● **Task requirements**
Where a line contains the string "puis", copy that line.

Collected data
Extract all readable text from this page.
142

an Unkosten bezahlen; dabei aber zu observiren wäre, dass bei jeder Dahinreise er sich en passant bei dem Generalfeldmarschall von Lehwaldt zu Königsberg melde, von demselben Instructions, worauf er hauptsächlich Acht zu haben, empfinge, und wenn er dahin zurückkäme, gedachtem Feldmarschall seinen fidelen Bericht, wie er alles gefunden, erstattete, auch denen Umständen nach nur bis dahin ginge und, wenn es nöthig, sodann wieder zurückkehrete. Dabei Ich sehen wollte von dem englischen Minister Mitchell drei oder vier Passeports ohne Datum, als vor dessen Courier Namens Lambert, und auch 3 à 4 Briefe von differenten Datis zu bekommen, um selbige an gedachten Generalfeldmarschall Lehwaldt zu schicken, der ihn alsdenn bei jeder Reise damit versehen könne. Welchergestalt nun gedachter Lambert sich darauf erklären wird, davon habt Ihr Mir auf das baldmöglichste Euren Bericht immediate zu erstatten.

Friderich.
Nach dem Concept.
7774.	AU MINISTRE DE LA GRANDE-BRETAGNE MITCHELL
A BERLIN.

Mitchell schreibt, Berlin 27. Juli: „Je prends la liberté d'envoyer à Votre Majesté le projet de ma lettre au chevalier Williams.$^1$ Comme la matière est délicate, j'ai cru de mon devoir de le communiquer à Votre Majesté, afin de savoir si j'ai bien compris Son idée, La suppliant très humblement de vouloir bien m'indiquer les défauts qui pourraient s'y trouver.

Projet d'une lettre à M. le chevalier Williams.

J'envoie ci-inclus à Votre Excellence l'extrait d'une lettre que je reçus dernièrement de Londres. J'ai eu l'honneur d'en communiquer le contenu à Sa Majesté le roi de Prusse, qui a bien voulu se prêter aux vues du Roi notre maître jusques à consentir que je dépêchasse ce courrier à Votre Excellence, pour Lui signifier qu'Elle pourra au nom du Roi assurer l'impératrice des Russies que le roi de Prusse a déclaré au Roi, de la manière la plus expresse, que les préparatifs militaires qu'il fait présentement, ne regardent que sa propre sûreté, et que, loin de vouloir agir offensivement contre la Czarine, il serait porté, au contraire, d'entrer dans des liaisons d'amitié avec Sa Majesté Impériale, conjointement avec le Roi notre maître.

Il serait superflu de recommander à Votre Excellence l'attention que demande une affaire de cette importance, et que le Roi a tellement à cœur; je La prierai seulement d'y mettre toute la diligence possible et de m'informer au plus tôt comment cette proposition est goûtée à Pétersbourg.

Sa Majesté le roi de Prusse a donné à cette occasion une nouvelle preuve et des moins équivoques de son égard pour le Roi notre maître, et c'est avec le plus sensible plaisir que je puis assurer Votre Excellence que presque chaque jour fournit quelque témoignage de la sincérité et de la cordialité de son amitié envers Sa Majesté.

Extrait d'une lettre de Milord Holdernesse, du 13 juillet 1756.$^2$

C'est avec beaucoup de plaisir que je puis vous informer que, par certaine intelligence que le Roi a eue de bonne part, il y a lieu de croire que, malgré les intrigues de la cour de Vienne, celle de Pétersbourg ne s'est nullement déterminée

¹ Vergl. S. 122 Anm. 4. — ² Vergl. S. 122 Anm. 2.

● **Exercise solution**
Sa Majesté le roi de Prusse a donné à cette occasion une nouvelle preuve et des moins équivoques de son égard pour le Roi notre maître, et c'est avec le plus sensible plaisir que je puis assurer Votre Excellence que presque chaque jour fournit quelque témoignage de la sincérité et de la cordialité de son amitié envers Sa Majesté.
C'est avec beaucoup de plaisir que je puis vous informer que, par certaine intelligence que le Roi a eue de bonne part, il y a lieu de croire que, malgré les intrigues de la cour de Vienne, celle de Pétersbourg ne s'est nullement déterminée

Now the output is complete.